## [Work to do]
Collect every line of the items below that contains the string "tonnage", and list them.

Layout element annotations
"""

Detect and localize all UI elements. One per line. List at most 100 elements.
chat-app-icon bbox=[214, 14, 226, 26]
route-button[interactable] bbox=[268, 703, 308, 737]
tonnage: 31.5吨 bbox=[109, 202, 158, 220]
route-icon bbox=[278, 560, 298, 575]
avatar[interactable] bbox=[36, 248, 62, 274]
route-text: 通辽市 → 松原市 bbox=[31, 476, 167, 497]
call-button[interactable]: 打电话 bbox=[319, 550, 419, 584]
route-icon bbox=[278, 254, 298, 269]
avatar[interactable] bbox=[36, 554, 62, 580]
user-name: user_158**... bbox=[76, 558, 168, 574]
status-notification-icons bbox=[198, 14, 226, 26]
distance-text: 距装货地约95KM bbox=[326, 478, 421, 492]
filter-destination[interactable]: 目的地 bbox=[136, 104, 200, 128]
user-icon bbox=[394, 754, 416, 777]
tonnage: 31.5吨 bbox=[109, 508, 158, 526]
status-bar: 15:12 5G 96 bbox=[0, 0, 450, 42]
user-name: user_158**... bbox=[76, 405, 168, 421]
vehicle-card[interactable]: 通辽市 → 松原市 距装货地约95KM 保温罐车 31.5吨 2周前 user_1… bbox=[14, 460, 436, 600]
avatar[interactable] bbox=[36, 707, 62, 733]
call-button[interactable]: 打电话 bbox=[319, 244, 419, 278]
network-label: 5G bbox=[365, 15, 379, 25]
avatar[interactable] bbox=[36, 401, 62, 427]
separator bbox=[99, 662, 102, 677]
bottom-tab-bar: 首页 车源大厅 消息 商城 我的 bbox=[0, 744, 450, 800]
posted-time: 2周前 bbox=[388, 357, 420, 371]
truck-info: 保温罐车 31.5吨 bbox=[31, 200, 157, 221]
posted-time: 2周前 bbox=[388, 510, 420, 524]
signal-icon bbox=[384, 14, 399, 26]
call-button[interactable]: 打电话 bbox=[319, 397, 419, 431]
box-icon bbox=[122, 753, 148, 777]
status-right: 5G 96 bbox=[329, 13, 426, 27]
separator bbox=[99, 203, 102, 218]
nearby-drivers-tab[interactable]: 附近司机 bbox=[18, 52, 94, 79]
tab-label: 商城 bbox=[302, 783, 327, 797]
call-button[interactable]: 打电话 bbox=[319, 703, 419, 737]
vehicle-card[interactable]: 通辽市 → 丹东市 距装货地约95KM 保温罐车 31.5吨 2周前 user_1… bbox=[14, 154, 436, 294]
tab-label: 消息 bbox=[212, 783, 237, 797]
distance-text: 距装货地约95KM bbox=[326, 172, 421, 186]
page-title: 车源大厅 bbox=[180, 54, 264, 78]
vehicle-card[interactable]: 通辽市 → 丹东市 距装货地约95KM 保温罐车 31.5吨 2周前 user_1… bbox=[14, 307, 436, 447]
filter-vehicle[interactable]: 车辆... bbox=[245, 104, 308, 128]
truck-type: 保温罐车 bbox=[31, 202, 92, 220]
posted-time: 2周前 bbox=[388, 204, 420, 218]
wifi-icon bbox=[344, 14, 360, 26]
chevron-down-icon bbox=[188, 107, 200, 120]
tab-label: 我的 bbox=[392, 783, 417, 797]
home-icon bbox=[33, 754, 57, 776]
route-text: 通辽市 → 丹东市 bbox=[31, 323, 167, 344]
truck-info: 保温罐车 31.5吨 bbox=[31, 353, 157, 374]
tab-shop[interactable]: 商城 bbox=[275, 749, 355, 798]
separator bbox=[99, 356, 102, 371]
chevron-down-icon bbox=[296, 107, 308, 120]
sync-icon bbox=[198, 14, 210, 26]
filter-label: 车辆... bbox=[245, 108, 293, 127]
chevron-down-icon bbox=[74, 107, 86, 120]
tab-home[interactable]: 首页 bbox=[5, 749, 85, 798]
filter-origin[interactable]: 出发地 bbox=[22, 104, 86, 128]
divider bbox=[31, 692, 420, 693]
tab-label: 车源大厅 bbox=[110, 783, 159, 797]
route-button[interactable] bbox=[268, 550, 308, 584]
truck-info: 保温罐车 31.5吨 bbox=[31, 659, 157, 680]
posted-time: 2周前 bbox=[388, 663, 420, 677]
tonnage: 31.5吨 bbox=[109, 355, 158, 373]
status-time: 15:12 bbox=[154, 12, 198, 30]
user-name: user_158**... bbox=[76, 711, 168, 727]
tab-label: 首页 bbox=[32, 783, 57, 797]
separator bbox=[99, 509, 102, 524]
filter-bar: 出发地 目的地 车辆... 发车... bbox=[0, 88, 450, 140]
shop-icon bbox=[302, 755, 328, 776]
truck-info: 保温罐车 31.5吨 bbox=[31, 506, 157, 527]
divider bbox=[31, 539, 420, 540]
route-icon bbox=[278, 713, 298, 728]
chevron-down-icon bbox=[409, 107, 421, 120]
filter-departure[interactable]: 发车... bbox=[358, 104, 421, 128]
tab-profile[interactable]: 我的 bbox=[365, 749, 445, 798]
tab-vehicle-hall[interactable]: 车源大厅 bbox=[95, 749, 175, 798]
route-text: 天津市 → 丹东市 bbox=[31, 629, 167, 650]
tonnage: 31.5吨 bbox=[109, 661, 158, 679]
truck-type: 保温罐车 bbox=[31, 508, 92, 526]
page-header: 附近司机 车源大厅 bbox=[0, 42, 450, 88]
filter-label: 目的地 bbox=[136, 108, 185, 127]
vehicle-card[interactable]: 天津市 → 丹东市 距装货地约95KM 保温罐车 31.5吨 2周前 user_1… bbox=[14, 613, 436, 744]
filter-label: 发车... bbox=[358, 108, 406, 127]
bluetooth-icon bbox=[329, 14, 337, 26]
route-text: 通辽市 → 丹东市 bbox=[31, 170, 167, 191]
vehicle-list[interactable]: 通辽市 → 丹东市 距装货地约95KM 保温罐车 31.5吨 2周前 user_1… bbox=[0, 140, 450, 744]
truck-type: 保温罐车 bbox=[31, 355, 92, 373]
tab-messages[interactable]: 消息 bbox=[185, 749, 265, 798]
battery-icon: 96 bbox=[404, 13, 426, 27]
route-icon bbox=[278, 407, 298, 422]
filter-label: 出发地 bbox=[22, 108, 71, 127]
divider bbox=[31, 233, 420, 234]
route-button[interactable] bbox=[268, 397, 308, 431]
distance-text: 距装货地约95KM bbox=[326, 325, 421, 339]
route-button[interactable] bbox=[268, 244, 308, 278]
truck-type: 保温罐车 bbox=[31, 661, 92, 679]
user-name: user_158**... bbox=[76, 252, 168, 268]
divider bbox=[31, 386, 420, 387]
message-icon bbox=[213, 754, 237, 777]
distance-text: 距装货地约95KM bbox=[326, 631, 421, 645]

"""

## [Output for this task]
tonnage: 31.5吨 bbox=[109, 202, 158, 220]
tonnage: 31.5吨 bbox=[109, 508, 158, 526]
tonnage: 31.5吨 bbox=[109, 355, 158, 373]
tonnage: 31.5吨 bbox=[109, 661, 158, 679]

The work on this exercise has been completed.